What needs to be done:
Leave out the pictures and repeat the data exactly.

Dataset entries:
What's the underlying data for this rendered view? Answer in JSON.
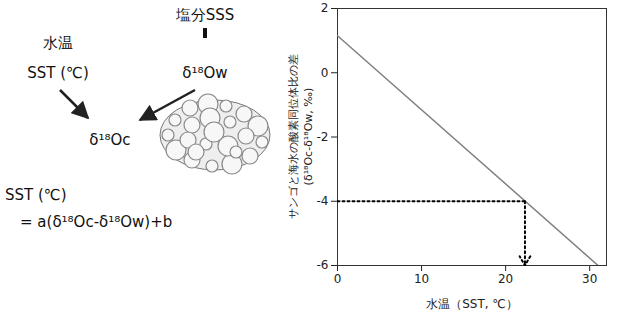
{
  "chart_data": {
    "type": "line",
    "x_label": "水温（SST, ℃）",
    "y_label": [
      "サンゴと海水の酸素同位体比の差",
      "(δ¹⁸Oc-δ¹⁸Ow, ‰)"
    ],
    "x": [
      0,
      31
    ],
    "values": [
      1.15,
      -6.0
    ],
    "color": "#808080",
    "xlim": [
      0,
      32
    ],
    "xticks": [
      0,
      10,
      20,
      30
    ],
    "ylim": [
      -6,
      2
    ],
    "yticks": [
      -6,
      -4,
      -2,
      0,
      2
    ],
    "guide": {
      "x": 22.3,
      "y": -4,
      "color": "#000000",
      "line_style": "dotted"
    }
  },
  "diagram": {
    "salinity": "塩分SSS",
    "temperature": "水温",
    "sst": "SST (℃)",
    "d18ow": "δ¹⁸Ow",
    "d18oc": "δ¹⁸Oc",
    "formula_lhs": "SST (℃)",
    "formula_rhs": "= a(δ¹⁸Oc-δ¹⁸Ow)+b"
  }
}
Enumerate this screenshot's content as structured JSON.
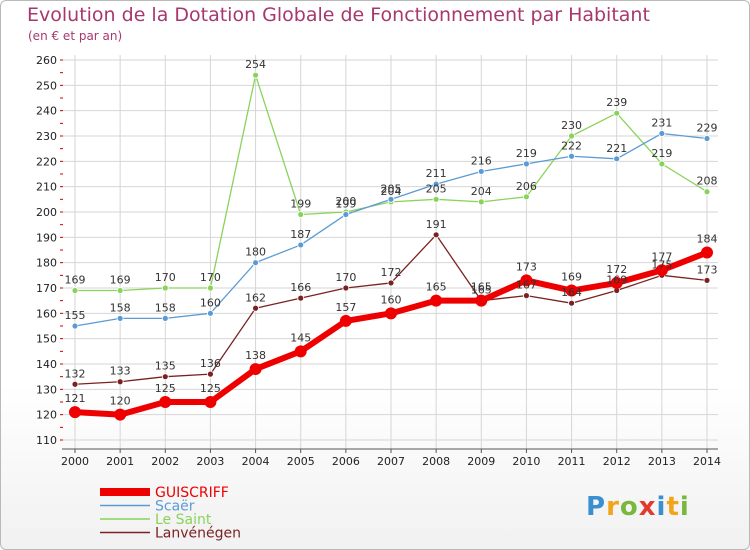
{
  "title": "Evolution de la Dotation Globale de Fonctionnement par Habitant",
  "subtitle": "(en € et par an)",
  "logo": {
    "text": "Proxiti",
    "colors": [
      "#3a8fd0",
      "#f2a51b",
      "#7ab83d",
      "#e23b2d",
      "#3a8fd0",
      "#f2a51b",
      "#7ab83d"
    ]
  },
  "chart_data": {
    "type": "line",
    "x": [
      "2000",
      "2001",
      "2002",
      "2003",
      "2004",
      "2005",
      "2006",
      "2007",
      "2008",
      "2009",
      "2010",
      "2011",
      "2012",
      "2013",
      "2014"
    ],
    "ylim": [
      110,
      260
    ],
    "yticks": [
      110,
      120,
      130,
      140,
      150,
      160,
      170,
      180,
      190,
      200,
      210,
      220,
      230,
      240,
      250,
      260
    ],
    "legend_position": "bottom-left",
    "series": [
      {
        "name": "GUISCRIFF",
        "color": "#ee0000",
        "values": [
          121,
          120,
          125,
          125,
          138,
          145,
          157,
          160,
          165,
          165,
          173,
          169,
          172,
          177,
          184
        ]
      },
      {
        "name": "Scaër",
        "color": "#5b9bd5",
        "values": [
          155,
          158,
          158,
          160,
          180,
          187,
          199,
          205,
          211,
          216,
          219,
          222,
          221,
          231,
          229
        ]
      },
      {
        "name": "Le Saint",
        "color": "#8ad35b",
        "values": [
          169,
          169,
          170,
          170,
          254,
          199,
          200,
          204,
          205,
          204,
          206,
          230,
          239,
          219,
          208
        ]
      },
      {
        "name": "Lanvénégen",
        "color": "#7a2222",
        "values": [
          132,
          133,
          135,
          136,
          162,
          166,
          170,
          172,
          191,
          165,
          167,
          164,
          169,
          175,
          173
        ]
      }
    ]
  }
}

Exercise answer:
What's the underlying data for this rendered view? Answer in JSON.
{
  "chart_data": {
    "type": "line",
    "x_label": "水温（SST, ℃）",
    "y_label": [
      "サンゴと海水の酸素同位体比の差",
      "(δ¹⁸Oc-δ¹⁸Ow, ‰)"
    ],
    "x": [
      0,
      31
    ],
    "values": [
      1.15,
      -6.0
    ],
    "color": "#808080",
    "xlim": [
      0,
      32
    ],
    "xticks": [
      0,
      10,
      20,
      30
    ],
    "ylim": [
      -6,
      2
    ],
    "yticks": [
      -6,
      -4,
      -2,
      0,
      2
    ],
    "guide": {
      "x": 22.3,
      "y": -4,
      "color": "#000000",
      "line_style": "dotted"
    }
  },
  "diagram": {
    "salinity": "塩分SSS",
    "temperature": "水温",
    "sst": "SST (℃)",
    "d18ow": "δ¹⁸Ow",
    "d18oc": "δ¹⁸Oc",
    "formula_lhs": "SST (℃)",
    "formula_rhs": "= a(δ¹⁸Oc-δ¹⁸Ow)+b"
  }
}
Enumerate this screenshot's content as structured JSON.
{
  "title": "Evolution de la Dotation Globale de Fonctionnement par Habitant",
  "subtitle": "(en € et par an)",
  "logo": {
    "text": "Proxiti",
    "colors": [
      "#3a8fd0",
      "#f2a51b",
      "#7ab83d",
      "#e23b2d",
      "#3a8fd0",
      "#f2a51b",
      "#7ab83d"
    ]
  },
  "chart_data": {
    "type": "line",
    "x": [
      "2000",
      "2001",
      "2002",
      "2003",
      "2004",
      "2005",
      "2006",
      "2007",
      "2008",
      "2009",
      "2010",
      "2011",
      "2012",
      "2013",
      "2014"
    ],
    "ylim": [
      110,
      260
    ],
    "yticks": [
      110,
      120,
      130,
      140,
      150,
      160,
      170,
      180,
      190,
      200,
      210,
      220,
      230,
      240,
      250,
      260
    ],
    "legend_position": "bottom-left",
    "series": [
      {
        "name": "GUISCRIFF",
        "color": "#ee0000",
        "values": [
          121,
          120,
          125,
          125,
          138,
          145,
          157,
          160,
          165,
          165,
          173,
          169,
          172,
          177,
          184
        ]
      },
      {
        "name": "Scaër",
        "color": "#5b9bd5",
        "values": [
          155,
          158,
          158,
          160,
          180,
          187,
          199,
          205,
          211,
          216,
          219,
          222,
          221,
          231,
          229
        ]
      },
      {
        "name": "Le Saint",
        "color": "#8ad35b",
        "values": [
          169,
          169,
          170,
          170,
          254,
          199,
          200,
          204,
          205,
          204,
          206,
          230,
          239,
          219,
          208
        ]
      },
      {
        "name": "Lanvénégen",
        "color": "#7a2222",
        "values": [
          132,
          133,
          135,
          136,
          162,
          166,
          170,
          172,
          191,
          165,
          167,
          164,
          169,
          175,
          173
        ]
      }
    ]
  }
}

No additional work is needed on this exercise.